Write out the entries below once more, exactly.

Figure contents as structured data
--
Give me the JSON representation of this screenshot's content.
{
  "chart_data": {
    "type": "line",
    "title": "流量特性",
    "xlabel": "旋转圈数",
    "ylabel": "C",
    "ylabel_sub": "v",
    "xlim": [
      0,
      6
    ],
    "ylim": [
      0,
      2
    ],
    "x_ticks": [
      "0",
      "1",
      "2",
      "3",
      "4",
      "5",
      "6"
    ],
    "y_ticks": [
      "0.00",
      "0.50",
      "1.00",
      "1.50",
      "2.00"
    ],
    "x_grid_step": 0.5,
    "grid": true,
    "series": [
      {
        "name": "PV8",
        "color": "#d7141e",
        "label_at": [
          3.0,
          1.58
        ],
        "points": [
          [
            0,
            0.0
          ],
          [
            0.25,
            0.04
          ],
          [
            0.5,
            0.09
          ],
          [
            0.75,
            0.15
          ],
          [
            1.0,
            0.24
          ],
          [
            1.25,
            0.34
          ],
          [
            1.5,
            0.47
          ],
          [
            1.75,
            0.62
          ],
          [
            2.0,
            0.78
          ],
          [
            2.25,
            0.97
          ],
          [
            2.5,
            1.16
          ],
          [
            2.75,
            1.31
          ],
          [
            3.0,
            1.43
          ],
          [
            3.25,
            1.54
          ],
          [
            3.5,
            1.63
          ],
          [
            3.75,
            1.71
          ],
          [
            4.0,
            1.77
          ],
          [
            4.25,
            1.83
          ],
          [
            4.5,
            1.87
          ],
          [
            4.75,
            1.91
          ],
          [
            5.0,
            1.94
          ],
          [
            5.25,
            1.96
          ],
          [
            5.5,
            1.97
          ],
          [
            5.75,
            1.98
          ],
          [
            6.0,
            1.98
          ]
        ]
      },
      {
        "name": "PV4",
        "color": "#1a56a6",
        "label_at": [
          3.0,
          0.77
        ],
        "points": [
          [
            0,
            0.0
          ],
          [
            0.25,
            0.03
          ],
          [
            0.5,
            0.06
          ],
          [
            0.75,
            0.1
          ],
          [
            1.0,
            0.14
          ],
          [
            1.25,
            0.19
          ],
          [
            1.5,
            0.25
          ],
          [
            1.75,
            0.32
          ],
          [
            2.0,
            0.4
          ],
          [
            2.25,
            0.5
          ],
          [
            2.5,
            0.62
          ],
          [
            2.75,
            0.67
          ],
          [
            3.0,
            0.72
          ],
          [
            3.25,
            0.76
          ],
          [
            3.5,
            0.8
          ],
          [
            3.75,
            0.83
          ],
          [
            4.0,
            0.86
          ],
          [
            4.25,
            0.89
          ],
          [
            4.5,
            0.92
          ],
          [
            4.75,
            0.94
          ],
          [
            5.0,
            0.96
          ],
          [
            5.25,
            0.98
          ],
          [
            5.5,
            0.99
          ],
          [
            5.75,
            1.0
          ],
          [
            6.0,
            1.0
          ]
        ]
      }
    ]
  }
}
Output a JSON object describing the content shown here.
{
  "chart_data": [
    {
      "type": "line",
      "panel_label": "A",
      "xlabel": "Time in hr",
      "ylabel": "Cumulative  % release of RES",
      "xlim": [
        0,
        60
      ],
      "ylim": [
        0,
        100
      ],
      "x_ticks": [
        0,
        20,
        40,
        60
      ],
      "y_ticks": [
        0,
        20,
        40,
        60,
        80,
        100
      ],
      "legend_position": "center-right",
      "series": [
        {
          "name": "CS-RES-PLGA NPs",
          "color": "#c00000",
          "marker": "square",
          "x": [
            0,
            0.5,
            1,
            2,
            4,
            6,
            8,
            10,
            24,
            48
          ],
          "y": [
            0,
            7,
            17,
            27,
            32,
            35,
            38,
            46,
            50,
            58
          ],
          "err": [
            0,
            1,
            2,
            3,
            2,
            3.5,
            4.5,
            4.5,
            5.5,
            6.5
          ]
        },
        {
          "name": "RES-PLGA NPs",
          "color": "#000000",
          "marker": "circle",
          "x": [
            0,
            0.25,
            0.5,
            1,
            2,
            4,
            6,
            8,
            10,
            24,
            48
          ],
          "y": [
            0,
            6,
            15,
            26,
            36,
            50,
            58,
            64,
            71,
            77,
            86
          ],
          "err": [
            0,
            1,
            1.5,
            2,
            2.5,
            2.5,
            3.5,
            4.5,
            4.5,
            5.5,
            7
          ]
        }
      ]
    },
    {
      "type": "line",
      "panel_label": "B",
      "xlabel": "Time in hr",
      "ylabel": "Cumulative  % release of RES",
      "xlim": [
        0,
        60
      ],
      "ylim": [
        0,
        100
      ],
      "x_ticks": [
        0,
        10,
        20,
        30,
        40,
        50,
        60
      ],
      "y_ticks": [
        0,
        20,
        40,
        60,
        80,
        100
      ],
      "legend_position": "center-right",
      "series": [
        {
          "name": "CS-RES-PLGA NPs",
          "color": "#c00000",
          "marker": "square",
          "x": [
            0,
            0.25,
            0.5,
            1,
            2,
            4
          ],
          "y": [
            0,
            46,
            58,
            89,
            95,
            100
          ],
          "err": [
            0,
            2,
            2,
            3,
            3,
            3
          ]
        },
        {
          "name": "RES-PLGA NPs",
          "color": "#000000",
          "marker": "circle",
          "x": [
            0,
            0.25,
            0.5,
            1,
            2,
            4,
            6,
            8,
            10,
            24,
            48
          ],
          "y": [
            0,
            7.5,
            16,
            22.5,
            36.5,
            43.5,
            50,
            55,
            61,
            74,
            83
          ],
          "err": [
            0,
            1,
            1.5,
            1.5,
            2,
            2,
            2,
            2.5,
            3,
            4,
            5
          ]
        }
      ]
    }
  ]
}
--
Written answer »
Give me the JSON representation of this screenshot's content.
{
  "chart_data": {
    "type": "line",
    "title": "流量特性",
    "xlabel": "旋转圈数",
    "ylabel": "C",
    "ylabel_sub": "v",
    "xlim": [
      0,
      6
    ],
    "ylim": [
      0,
      2
    ],
    "x_ticks": [
      "0",
      "1",
      "2",
      "3",
      "4",
      "5",
      "6"
    ],
    "y_ticks": [
      "0.00",
      "0.50",
      "1.00",
      "1.50",
      "2.00"
    ],
    "x_grid_step": 0.5,
    "grid": true,
    "series": [
      {
        "name": "PV8",
        "color": "#d7141e",
        "label_at": [
          3.0,
          1.58
        ],
        "points": [
          [
            0,
            0.0
          ],
          [
            0.25,
            0.04
          ],
          [
            0.5,
            0.09
          ],
          [
            0.75,
            0.15
          ],
          [
            1.0,
            0.24
          ],
          [
            1.25,
            0.34
          ],
          [
            1.5,
            0.47
          ],
          [
            1.75,
            0.62
          ],
          [
            2.0,
            0.78
          ],
          [
            2.25,
            0.97
          ],
          [
            2.5,
            1.16
          ],
          [
            2.75,
            1.31
          ],
          [
            3.0,
            1.43
          ],
          [
            3.25,
            1.54
          ],
          [
            3.5,
            1.63
          ],
          [
            3.75,
            1.71
          ],
          [
            4.0,
            1.77
          ],
          [
            4.25,
            1.83
          ],
          [
            4.5,
            1.87
          ],
          [
            4.75,
            1.91
          ],
          [
            5.0,
            1.94
          ],
          [
            5.25,
            1.96
          ],
          [
            5.5,
            1.97
          ],
          [
            5.75,
            1.98
          ],
          [
            6.0,
            1.98
          ]
        ]
      },
      {
        "name": "PV4",
        "color": "#1a56a6",
        "label_at": [
          3.0,
          0.77
        ],
        "points": [
          [
            0,
            0.0
          ],
          [
            0.25,
            0.03
          ],
          [
            0.5,
            0.06
          ],
          [
            0.75,
            0.1
          ],
          [
            1.0,
            0.14
          ],
          [
            1.25,
            0.19
          ],
          [
            1.5,
            0.25
          ],
          [
            1.75,
            0.32
          ],
          [
            2.0,
            0.4
          ],
          [
            2.25,
            0.5
          ],
          [
            2.5,
            0.62
          ],
          [
            2.75,
            0.67
          ],
          [
            3.0,
            0.72
          ],
          [
            3.25,
            0.76
          ],
          [
            3.5,
            0.8
          ],
          [
            3.75,
            0.83
          ],
          [
            4.0,
            0.86
          ],
          [
            4.25,
            0.89
          ],
          [
            4.5,
            0.92
          ],
          [
            4.75,
            0.94
          ],
          [
            5.0,
            0.96
          ],
          [
            5.25,
            0.98
          ],
          [
            5.5,
            0.99
          ],
          [
            5.75,
            1.0
          ],
          [
            6.0,
            1.0
          ]
        ]
      }
    ]
  }
}
Output a JSON object describing the content shown here.
{
  "chart_data": [
    {
      "type": "line",
      "panel_label": "A",
      "xlabel": "Time in hr",
      "ylabel": "Cumulative  % release of RES",
      "xlim": [
        0,
        60
      ],
      "ylim": [
        0,
        100
      ],
      "x_ticks": [
        0,
        20,
        40,
        60
      ],
      "y_ticks": [
        0,
        20,
        40,
        60,
        80,
        100
      ],
      "legend_position": "center-right",
      "series": [
        {
          "name": "CS-RES-PLGA NPs",
          "color": "#c00000",
          "marker": "square",
          "x": [
            0,
            0.5,
            1,
            2,
            4,
            6,
            8,
            10,
            24,
            48
          ],
          "y": [
            0,
            7,
            17,
            27,
            32,
            35,
            38,
            46,
            50,
            58
          ],
          "err": [
            0,
            1,
            2,
            3,
            2,
            3.5,
            4.5,
            4.5,
            5.5,
            6.5
          ]
        },
        {
          "name": "RES-PLGA NPs",
          "color": "#000000",
          "marker": "circle",
          "x": [
            0,
            0.25,
            0.5,
            1,
            2,
            4,
            6,
            8,
            10,
            24,
            48
          ],
          "y": [
            0,
            6,
            15,
            26,
            36,
            50,
            58,
            64,
            71,
            77,
            86
          ],
          "err": [
            0,
            1,
            1.5,
            2,
            2.5,
            2.5,
            3.5,
            4.5,
            4.5,
            5.5,
            7
          ]
        }
      ]
    },
    {
      "type": "line",
      "panel_label": "B",
      "xlabel": "Time in hr",
      "ylabel": "Cumulative  % release of RES",
      "xlim": [
        0,
        60
      ],
      "ylim": [
        0,
        100
      ],
      "x_ticks": [
        0,
        10,
        20,
        30,
        40,
        50,
        60
      ],
      "y_ticks": [
        0,
        20,
        40,
        60,
        80,
        100
      ],
      "legend_position": "center-right",
      "series": [
        {
          "name": "CS-RES-PLGA NPs",
          "color": "#c00000",
          "marker": "square",
          "x": [
            0,
            0.25,
            0.5,
            1,
            2,
            4
          ],
          "y": [
            0,
            46,
            58,
            89,
            95,
            100
          ],
          "err": [
            0,
            2,
            2,
            3,
            3,
            3
          ]
        },
        {
          "name": "RES-PLGA NPs",
          "color": "#000000",
          "marker": "circle",
          "x": [
            0,
            0.25,
            0.5,
            1,
            2,
            4,
            6,
            8,
            10,
            24,
            48
          ],
          "y": [
            0,
            7.5,
            16,
            22.5,
            36.5,
            43.5,
            50,
            55,
            61,
            74,
            83
          ],
          "err": [
            0,
            1,
            1.5,
            1.5,
            2,
            2,
            2,
            2.5,
            3,
            4,
            5
          ]
        }
      ]
    }
  ]
}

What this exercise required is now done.